(Recorded data)
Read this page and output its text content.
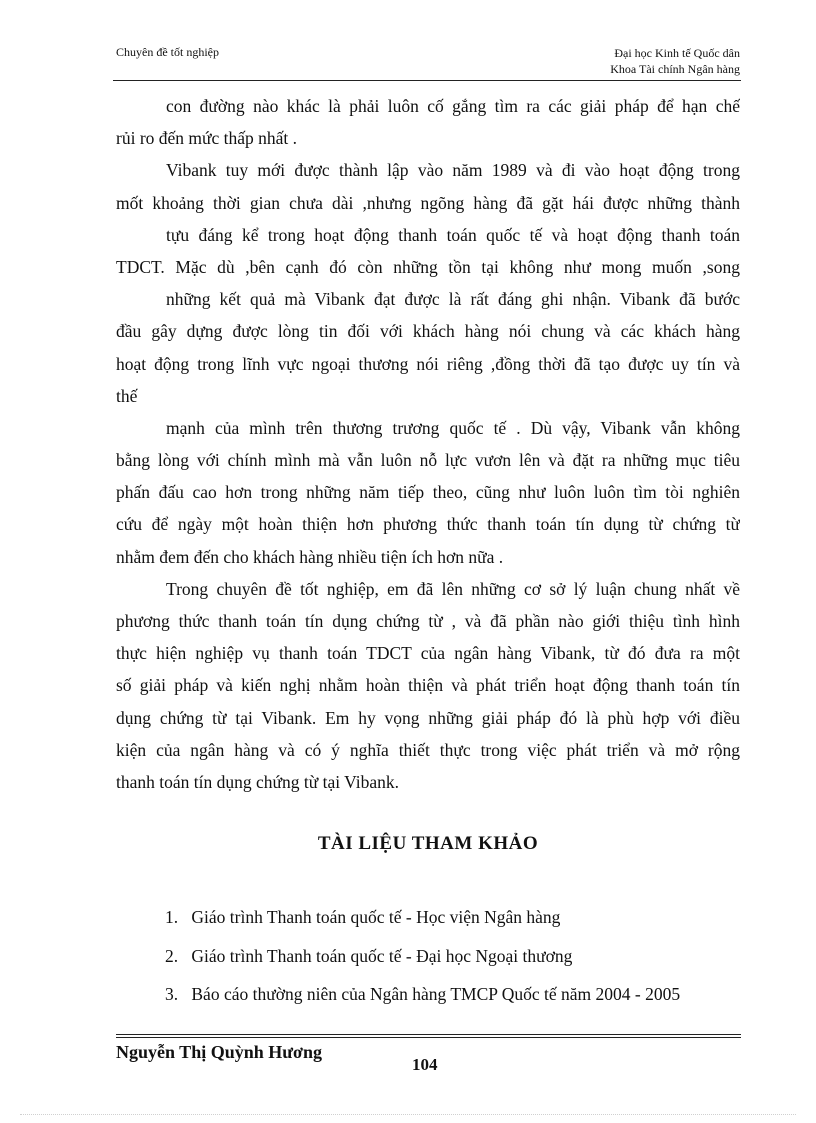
Chuyên đề tốt nghiệp	Đại học Kinh tế Quốc dân
Khoa Tài chính Ngân hàng
con đường nào khác là phải luôn cố gắng tìm ra các giải pháp để hạn chế
rủi ro đến mức thấp nhất .
Vibank tuy mới được thành lập vào năm 1989 và đi vào hoạt động trong
mốt khoảng thời gian chưa dài ,nhưng ngõng hàng đã gặt hái được những thành
tựu đáng kể trong hoạt động thanh toán quốc tế và hoạt động thanh toán
TDCT. Mặc dù ,bên cạnh đó còn những tồn tại không như mong muốn ,song
những kết quả mà Vibank đạt được là rất đáng ghi nhận. Vibank đã bước
đầu gây dựng được lòng tin đối với khách hàng nói chung và các khách hàng
hoạt động trong lĩnh vực ngoại thương nói riêng ,đồng thời đã tạo được uy tín và
thế
mạnh của mình trên thương trương quốc tế . Dù vậy, Vibank vẫn không
bằng lòng với chính mình mà vẫn luôn nỗ lực vươn lên và đặt ra những mục tiêu
phấn đấu cao hơn trong những năm tiếp theo, cũng như luôn luôn tìm tòi nghiên
cứu để ngày một hoàn thiện hơn phương thức thanh toán tín dụng từ chứng từ
nhằm đem đến cho khách hàng nhiều tiện ích hơn nữa .
Trong chuyên đề tốt nghiệp, em đã lên những cơ sở lý luận chung nhất về
phương thức thanh toán tín dụng chứng từ , và đã phần nào giới thiệu tình hình
thực hiện nghiệp vụ thanh toán TDCT của ngân hàng Vibank, từ đó đưa ra một
số giải pháp và kiến nghị nhằm hoàn thiện và phát triển hoạt động thanh toán tín
dụng chứng từ tại Vibank. Em hy vọng những giải pháp đó là phù hợp với điều
kiện của ngân hàng và có ý nghĩa thiết thực trong việc phát triển và mở rộng
thanh toán tín dụng chứng từ tại Vibank.
TÀI LIỆU THAM KHẢO
1. Giáo trình Thanh toán quốc tế - Học viện Ngân hàng
2. Giáo trình Thanh toán quốc tế - Đại học Ngoại thương
3. Báo cáo thường niên của Ngân hàng TMCP Quốc tế năm 2004 - 2005
Nguyễn Thị Quỳnh Hương
104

Description of the task: Every line is to be duplicated exactly, though pictures stay out.

Complete response:
Read this page and output its text content.
Chuyên đề tốt nghiệp	Đại học Kinh tế Quốc dân
Khoa Tài chính Ngân hàng
con đường nào khác là phải luôn cố gắng tìm ra các giải pháp để hạn chế
rủi ro đến mức thấp nhất .
Vibank tuy mới được thành lập vào năm 1989 và đi vào hoạt động trong
mốt khoảng thời gian chưa dài ,nhưng ngõng hàng đã gặt hái được những thành
tựu đáng kể trong hoạt động thanh toán quốc tế và hoạt động thanh toán
TDCT. Mặc dù ,bên cạnh đó còn những tồn tại không như mong muốn ,song
những kết quả mà Vibank đạt được là rất đáng ghi nhận. Vibank đã bước
đầu gây dựng được lòng tin đối với khách hàng nói chung và các khách hàng
hoạt động trong lĩnh vực ngoại thương nói riêng ,đồng thời đã tạo được uy tín và
thế
mạnh của mình trên thương trương quốc tế . Dù vậy, Vibank vẫn không
bằng lòng với chính mình mà vẫn luôn nỗ lực vươn lên và đặt ra những mục tiêu
phấn đấu cao hơn trong những năm tiếp theo, cũng như luôn luôn tìm tòi nghiên
cứu để ngày một hoàn thiện hơn phương thức thanh toán tín dụng từ chứng từ
nhằm đem đến cho khách hàng nhiều tiện ích hơn nữa .
Trong chuyên đề tốt nghiệp, em đã lên những cơ sở lý luận chung nhất về
phương thức thanh toán tín dụng chứng từ , và đã phần nào giới thiệu tình hình
thực hiện nghiệp vụ thanh toán TDCT của ngân hàng Vibank, từ đó đưa ra một
số giải pháp và kiến nghị nhằm hoàn thiện và phát triển hoạt động thanh toán tín
dụng chứng từ tại Vibank. Em hy vọng những giải pháp đó là phù hợp với điều
kiện của ngân hàng và có ý nghĩa thiết thực trong việc phát triển và mở rộng
thanh toán tín dụng chứng từ tại Vibank.
TÀI LIỆU THAM KHẢO
1. Giáo trình Thanh toán quốc tế - Học viện Ngân hàng
2. Giáo trình Thanh toán quốc tế - Đại học Ngoại thương
3. Báo cáo thường niên của Ngân hàng TMCP Quốc tế năm 2004 - 2005
Nguyễn Thị Quỳnh Hương
104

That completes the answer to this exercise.